Task brief
Select all lines holding the word "nghiệp" from the entries that follow.

Begin Records for the task

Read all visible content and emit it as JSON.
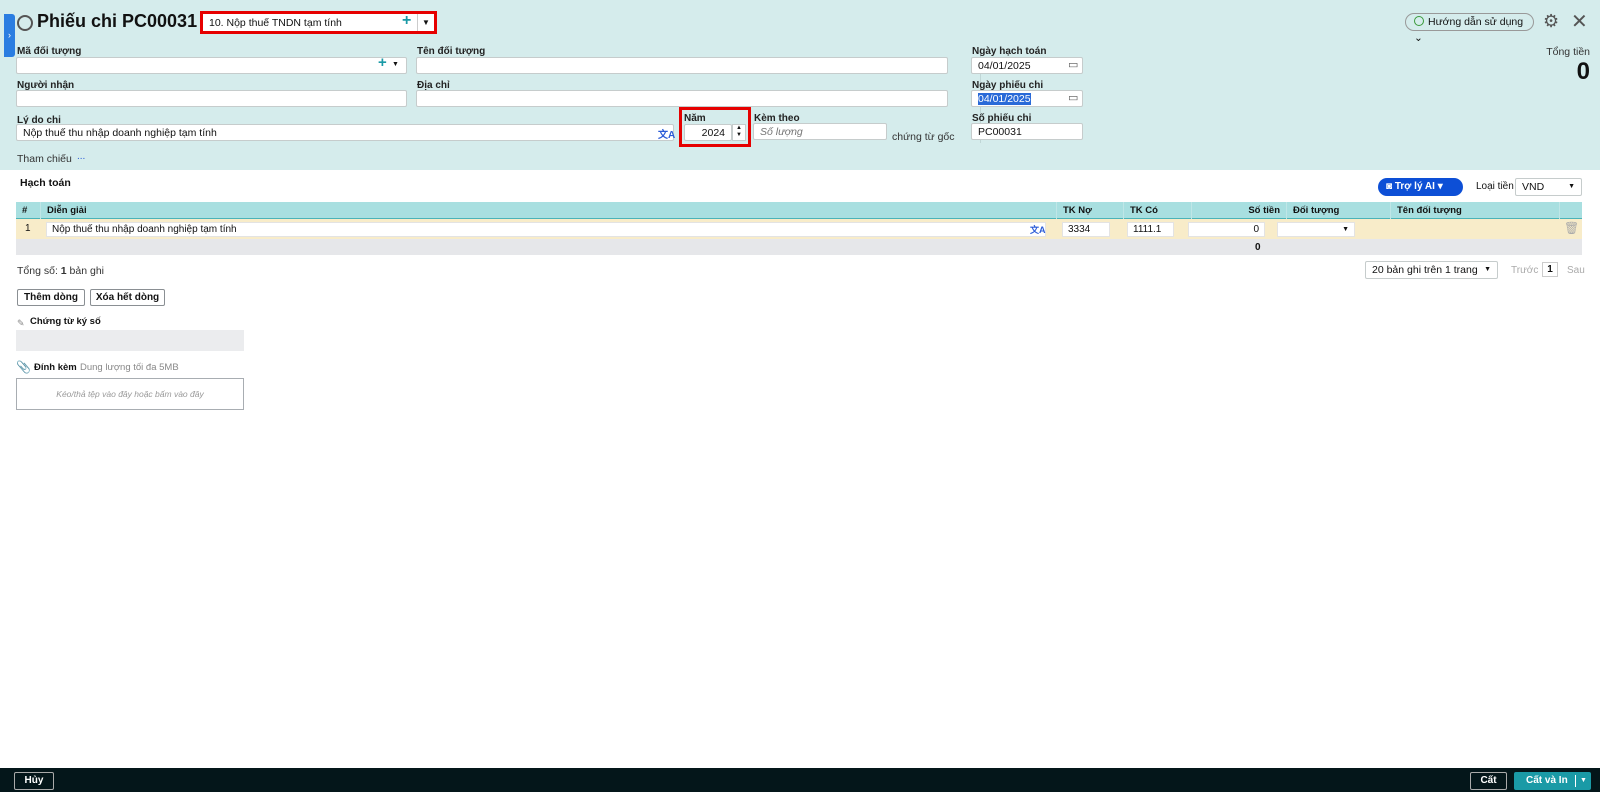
{
  "header": {
    "title": "Phiếu chi PC00031",
    "type_select": "10. Nộp thuế TNDN tạm tính",
    "help_label": "Hướng dẫn sử dụng",
    "total_label": "Tổng tiền",
    "total_value": "0"
  },
  "form": {
    "ma_doi_tuong_label": "Mã đối tượng",
    "ma_doi_tuong_value": "",
    "ten_doi_tuong_label": "Tên đối tượng",
    "ten_doi_tuong_value": "",
    "nguoi_nhan_label": "Người nhận",
    "nguoi_nhan_value": "",
    "dia_chi_label": "Địa chỉ",
    "dia_chi_value": "",
    "ly_do_label": "Lý do chi",
    "ly_do_value": "Nộp thuế thu nhập doanh nghiệp tạm tính",
    "nam_label": "Năm",
    "nam_value": "2024",
    "kem_theo_label": "Kèm theo",
    "kem_theo_placeholder": "Số lượng",
    "kem_theo_suffix": "chứng từ gốc",
    "ngay_hach_toan_label": "Ngày hạch toán",
    "ngay_hach_toan_value": "04/01/2025",
    "ngay_phieu_chi_label": "Ngày phiếu chi",
    "ngay_phieu_chi_value": "04/01/2025",
    "so_phieu_chi_label": "Số phiếu chi",
    "so_phieu_chi_value": "PC00031",
    "tham_chieu_label": "Tham chiếu",
    "tham_chieu_link": "..."
  },
  "accounting": {
    "title": "Hạch toán",
    "ai_button": "Trợ lý AI",
    "currency_label": "Loại tiền",
    "currency_value": "VND",
    "columns": [
      "#",
      "Diễn giải",
      "TK Nợ",
      "TK Có",
      "Số tiền",
      "Đối tượng",
      "Tên đối tượng"
    ],
    "rows": [
      {
        "no": "1",
        "dien_giai": "Nộp thuế thu nhập doanh nghiệp tạm tính",
        "tk_no": "3334",
        "tk_co": "1111.1",
        "so_tien": "0",
        "doi_tuong": "",
        "ten_doi_tuong": ""
      }
    ],
    "sum_so_tien": "0",
    "total_prefix": "Tổng số:",
    "total_count": "1",
    "total_suffix": "bản ghi",
    "page_size": "20 bản ghi trên 1 trang",
    "prev": "Trước",
    "page": "1",
    "next": "Sau",
    "add_row": "Thêm dòng",
    "delete_all": "Xóa hết dòng"
  },
  "signed": {
    "label": "Chứng từ ký số"
  },
  "attach": {
    "label": "Đính kèm",
    "limit": "Dung lượng tối đa 5MB",
    "drop_text": "Kéo/thả tệp vào đây hoặc bấm vào đây"
  },
  "footer": {
    "cancel": "Hủy",
    "save": "Cất",
    "save_print": "Cất và In"
  },
  "colors": {
    "header_bg": "#d5ecec",
    "table_header": "#a8dfe0",
    "accent": "#1a9aa6",
    "ai_blue": "#0d4fd6",
    "highlight": "#e60000"
  }
}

End Records for the task

Response to the exercise
    "ly_do_value": "Nộp thuế thu nhập doanh nghiệp tạm tính",
        "dien_giai": "Nộp thuế thu nhập doanh nghiệp tạm tính",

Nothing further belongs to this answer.